▸ **TASK GOAL**
Make an exact copy of all the entries, with the pictures left out.
--- STORED ROWS ---
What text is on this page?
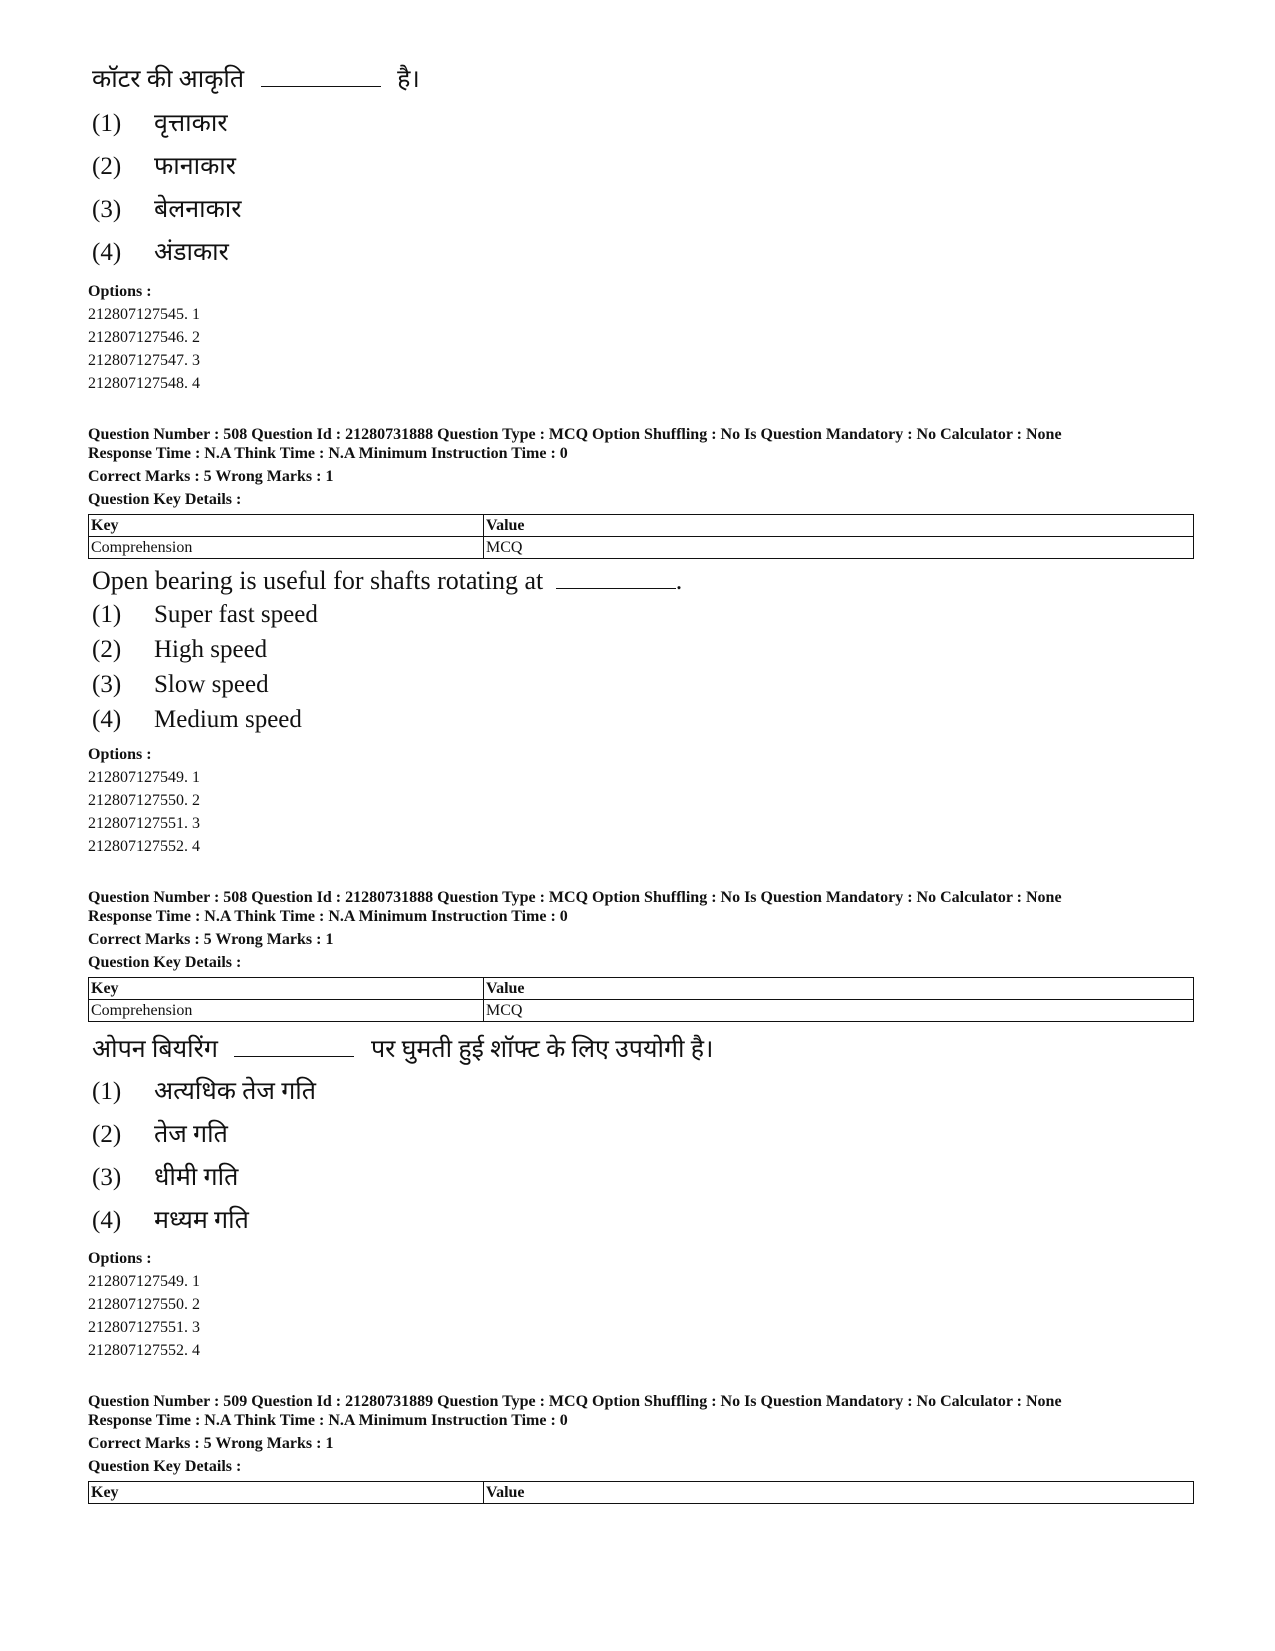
कॉटर की आकृति	है।
(1) वृत्ताकार
(2) फानाकार
(3) बेलनाकार
(4) अंडाकार
Options :
212807127545. 1
212807127546. 2
212807127547. 3
212807127548. 4
Question Number : 508 Question Id : 21280731888 Question Type : MCQ Option Shuffling : No Is Question Mandatory : No Calculator : None
Response Time : N.A Think Time : N.A Minimum Instruction Time : 0
Correct Marks : 5 Wrong Marks : 1
Question Key Details :
Key	Value
Comprehension	MCQ
Open bearing is useful for shafts rotating at	.
(1) Super fast speed
(2) High speed
(3) Slow speed
(4) Medium speed
Options :
212807127549. 1
212807127550. 2
212807127551. 3
212807127552. 4
Question Number : 508 Question Id : 21280731888 Question Type : MCQ Option Shuffling : No Is Question Mandatory : No Calculator : None
Response Time : N.A Think Time : N.A Minimum Instruction Time : 0
Correct Marks : 5 Wrong Marks : 1
Question Key Details :
Key	Value
Comprehension	MCQ
ओपन बियरिंग	पर घुमती हुई शॉफ्ट के लिए उपयोगी है।
(1) अत्यधिक तेज गति
(2) तेज गति
(3) धीमी गति
(4) मध्यम गति
Options :
212807127549. 1
212807127550. 2
212807127551. 3
212807127552. 4
Question Number : 509 Question Id : 21280731889 Question Type : MCQ Option Shuffling : No Is Question Mandatory : No Calculator : None
Response Time : N.A Think Time : N.A Minimum Instruction Time : 0
Correct Marks : 5 Wrong Marks : 1
Question Key Details :
Key	Value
---
▸ **IN RESPONSE**
What text is on this page?
कॉटर की आकृति	है।
(1) वृत्ताकार
(2) फानाकार
(3) बेलनाकार
(4) अंडाकार
Options :
212807127545. 1
212807127546. 2
212807127547. 3
212807127548. 4
Question Number : 508 Question Id : 21280731888 Question Type : MCQ Option Shuffling : No Is Question Mandatory : No Calculator : None
Response Time : N.A Think Time : N.A Minimum Instruction Time : 0
Correct Marks : 5 Wrong Marks : 1
Question Key Details :
Key	Value
Comprehension	MCQ
Open bearing is useful for shafts rotating at	.
(1) Super fast speed
(2) High speed
(3) Slow speed
(4) Medium speed
Options :
212807127549. 1
212807127550. 2
212807127551. 3
212807127552. 4
Question Number : 508 Question Id : 21280731888 Question Type : MCQ Option Shuffling : No Is Question Mandatory : No Calculator : None
Response Time : N.A Think Time : N.A Minimum Instruction Time : 0
Correct Marks : 5 Wrong Marks : 1
Question Key Details :
Key	Value
Comprehension	MCQ
ओपन बियरिंग	पर घुमती हुई शॉफ्ट के लिए उपयोगी है।
(1) अत्यधिक तेज गति
(2) तेज गति
(3) धीमी गति
(4) मध्यम गति
Options :
212807127549. 1
212807127550. 2
212807127551. 3
212807127552. 4
Question Number : 509 Question Id : 21280731889 Question Type : MCQ Option Shuffling : No Is Question Mandatory : No Calculator : None
Response Time : N.A Think Time : N.A Minimum Instruction Time : 0
Correct Marks : 5 Wrong Marks : 1
Question Key Details :
Key	Value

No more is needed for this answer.